▸ Problem:
Write out word for word each line from the one containing "Transcribe the text in this document." through the close of the listing, including both ends. Pictures do not belong in the copy.

▸ Material:
## start

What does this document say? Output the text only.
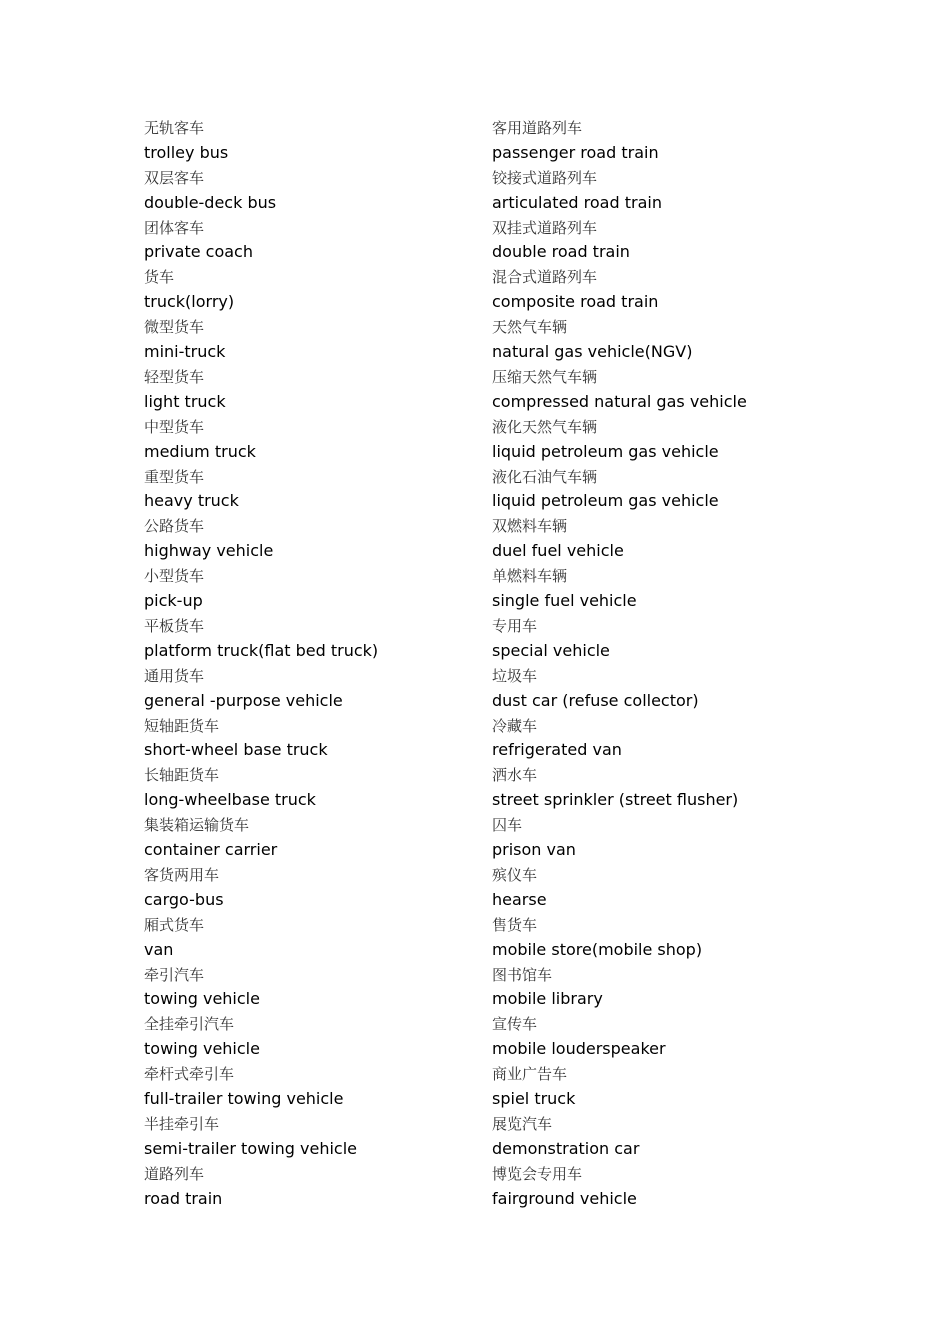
无轨客车
trolley bus
双层客车
double-deck bus
团体客车
private coach
货车
truck(lorry)
微型货车
mini-truck
轻型货车
light truck
中型货车
medium truck
重型货车
heavy truck
公路货车
highway vehicle
小型货车
pick-up
平板货车
platform truck(flat bed truck)
通用货车
general -purpose vehicle
短轴距货车
short-wheel base truck
长轴距货车
long-wheelbase truck
集装箱运输货车
container carrier
客货两用车
cargo-bus
厢式货车
van
牵引汽车
towing vehicle
全挂牵引汽车
towing vehicle
牵杆式牵引车
full-trailer towing vehicle
半挂牵引车
semi-trailer towing vehicle
道路列车
road train
客用道路列车
passenger road train
铰接式道路列车
articulated road train
双挂式道路列车
double road train
混合式道路列车
composite road train
天然气车辆
natural gas vehicle(NGV)
压缩天然气车辆
compressed natural gas vehicle
液化天然气车辆
liquid petroleum gas vehicle
液化石油气车辆
liquid petroleum gas vehicle
双燃料车辆
duel fuel vehicle
单燃料车辆
single fuel vehicle
专用车
special vehicle
垃圾车
dust car (refuse collector)
冷藏车
refrigerated van
洒水车
street sprinkler (street flusher)
囚车
prison van
殡仪车
hearse
售货车
mobile store(mobile shop)
图书馆车
mobile library
宣传车
mobile louderspeaker
商业广告车
spiel truck
展览汽车
demonstration car
博览会专用车
fairground vehicle
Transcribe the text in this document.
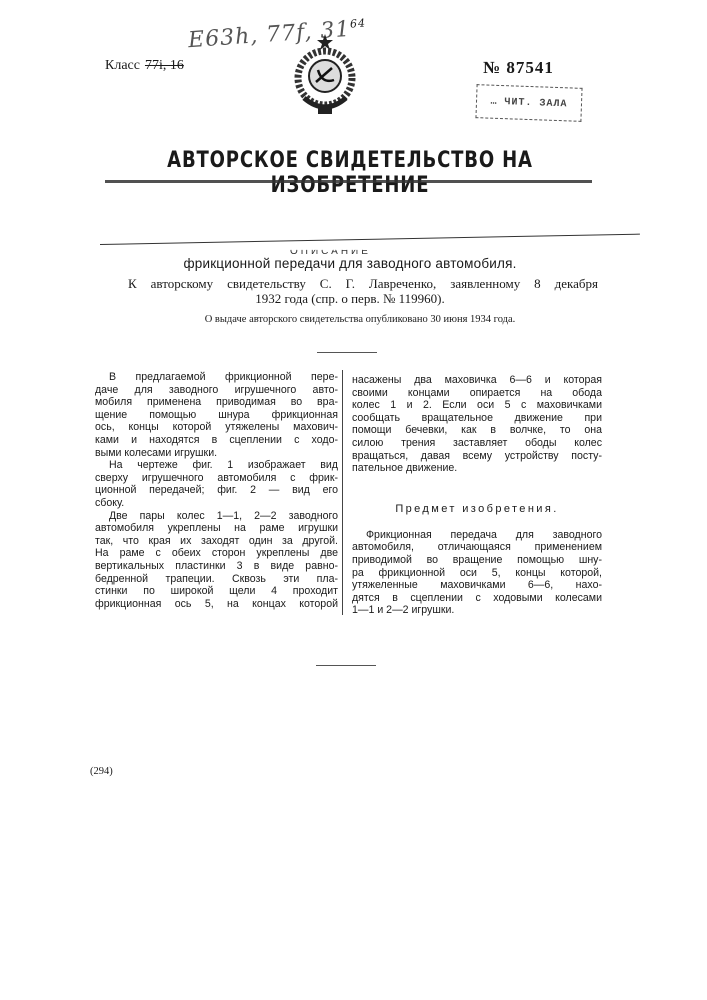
Класс 77i, 16
Е63h, 77f, 3164
№ 87541
… ЧИТ. ЗАЛА
АВТОРСКОЕ СВИДЕТЕЛЬСТВО НА ИЗОБРЕТЕНИЕ
ОПИСАНИЕ
фрикционной передачи для заводного автомобиля.
К авторскому свидетельству С. Г. Лавреченко, заявленному 8 декабря
1932 года (спр. о перв. № 119960).
О выдаче авторского свидетельства опубликовано 30 июня 1934 года.
В предлагаемой фрикционной пере-
даче для заводного игрушечного авто-
мобиля применена приводимая во вра-
щение помощью шнура фрикционная
ось, концы которой утяжелены махович-
ками и находятся в сцеплении с ходо-
выми колесами игрушки.
На чертеже фиг. 1 изображает вид
сверху игрушечного автомобиля с фрик-
ционной передачей; фиг. 2 — вид его
сбоку.
Две пары колес 1—1, 2—2 заводного
автомобиля укреплены на раме игрушки
так, что края их заходят один за другой.
На раме с обеих сторон укреплены две
вертикальных пластинки 3 в виде равно-
бедренной трапеции. Сквозь эти пла-
стинки по широкой щели 4 проходит
фрикционная ось 5, на концах которой
насажены два маховичка 6—6 и которая
своими концами опирается на обода
колес 1 и 2. Если оси 5 с маховичками
сообщать вращательное движение при
помощи бечевки, как в волчке, то она
силою трения заставляет ободы колес
вращаться, давая всему устройству посту-
пательное движение.
Предмет изобретения.
Фрикционная передача для заводного
автомобиля, отличающаяся применением
приводимой во вращение помощью шну-
ра фрикционной оси 5, концы которой,
утяжеленные маховичками 6—6, нахо-
дятся в сцеплении с ходовыми колесами
1—1 и 2—2 игрушки.
(294)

## end

▸ Exercise output:
Transcribe the text in this document.
Класс 77i, 16
Е63h, 77f, 3164
№ 87541
… ЧИТ. ЗАЛА
АВТОРСКОЕ СВИДЕТЕЛЬСТВО НА ИЗОБРЕТЕНИЕ
ОПИСАНИЕ
фрикционной передачи для заводного автомобиля.
К авторскому свидетельству С. Г. Лавреченко, заявленному 8 декабря
1932 года (спр. о перв. № 119960).
О выдаче авторского свидетельства опубликовано 30 июня 1934 года.
В предлагаемой фрикционной пере-
даче для заводного игрушечного авто-
мобиля применена приводимая во вра-
щение помощью шнура фрикционная
ось, концы которой утяжелены махович-
ками и находятся в сцеплении с ходо-
выми колесами игрушки.
На чертеже фиг. 1 изображает вид
сверху игрушечного автомобиля с фрик-
ционной передачей; фиг. 2 — вид его
сбоку.
Две пары колес 1—1, 2—2 заводного
автомобиля укреплены на раме игрушки
так, что края их заходят один за другой.
На раме с обеих сторон укреплены две
вертикальных пластинки 3 в виде равно-
бедренной трапеции. Сквозь эти пла-
стинки по широкой щели 4 проходит
фрикционная ось 5, на концах которой
насажены два маховичка 6—6 и которая
своими концами опирается на обода
колес 1 и 2. Если оси 5 с маховичками
сообщать вращательное движение при
помощи бечевки, как в волчке, то она
силою трения заставляет ободы колес
вращаться, давая всему устройству посту-
пательное движение.
Предмет изобретения.
Фрикционная передача для заводного
автомобиля, отличающаяся применением
приводимой во вращение помощью шну-
ра фрикционной оси 5, концы которой,
утяжеленные маховичками 6—6, нахо-
дятся в сцеплении с ходовыми колесами
1—1 и 2—2 игрушки.
(294)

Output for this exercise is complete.